What the task asks
Skip the pictures. Transcribe the rest of the data below without changing a word.

*** Source records ***

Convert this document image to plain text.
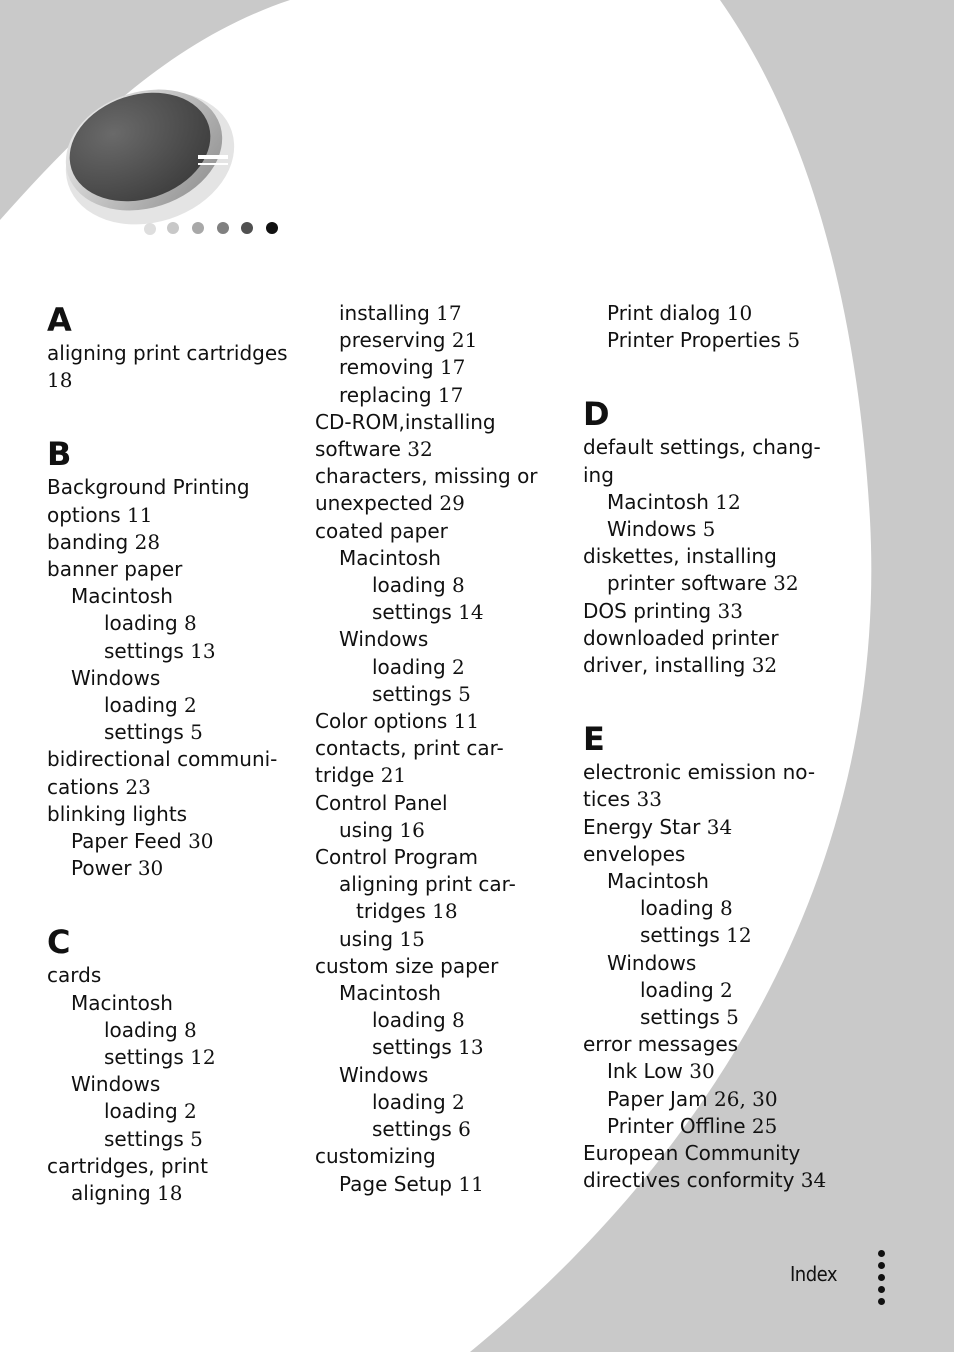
A
aligning print cartridges
18
B
Background Printing
options 11
banding 28
banner paper
Macintosh
loading 8
settings 13
Windows
loading 2
settings 5
bidirectional communi-
cations 23
blinking lights
Paper Feed 30
Power 30
C
cards
Macintosh
loading 8
settings 12
Windows
loading 2
settings 5
cartridges, print
aligning 18
installing 17
preserving 21
removing 17
replacing 17
CD-ROM,installing
software 32
characters, missing or
unexpected 29
coated paper
Macintosh
loading 8
settings 14
Windows
loading 2
settings 5
Color options 11
contacts, print car-
tridge 21
Control Panel
using 16
Control Program
aligning print car-
tridges 18
using 15
custom size paper
Macintosh
loading 8
settings 13
Windows
loading 2
settings 6
customizing
Page Setup 11
Print dialog 10
Printer Properties 5
D
default settings, chang-
ing
Macintosh 12
Windows 5
diskettes, installing
printer software 32
DOS printing 33
downloaded printer
driver, installing 32
E
electronic emission no-
tices 33
Energy Star 34
envelopes
Macintosh
loading 8
settings 12
Windows
loading 2
settings 5
error messages
Ink Low 30
Paper Jam 26, 30
Printer Offline 25
European Community
directives conformity 34
Index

***

Solution for this problem
Convert this document image to plain text.
A
aligning print cartridges
18
B
Background Printing
options 11
banding 28
banner paper
Macintosh
loading 8
settings 13
Windows
loading 2
settings 5
bidirectional communi-
cations 23
blinking lights
Paper Feed 30
Power 30
C
cards
Macintosh
loading 8
settings 12
Windows
loading 2
settings 5
cartridges, print
aligning 18
installing 17
preserving 21
removing 17
replacing 17
CD-ROM,installing
software 32
characters, missing or
unexpected 29
coated paper
Macintosh
loading 8
settings 14
Windows
loading 2
settings 5
Color options 11
contacts, print car-
tridge 21
Control Panel
using 16
Control Program
aligning print car-
tridges 18
using 15
custom size paper
Macintosh
loading 8
settings 13
Windows
loading 2
settings 6
customizing
Page Setup 11
Print dialog 10
Printer Properties 5
D
default settings, chang-
ing
Macintosh 12
Windows 5
diskettes, installing
printer software 32
DOS printing 33
downloaded printer
driver, installing 32
E
electronic emission no-
tices 33
Energy Star 34
envelopes
Macintosh
loading 8
settings 12
Windows
loading 2
settings 5
error messages
Ink Low 30
Paper Jam 26, 30
Printer Offline 25
European Community
directives conformity 34
Index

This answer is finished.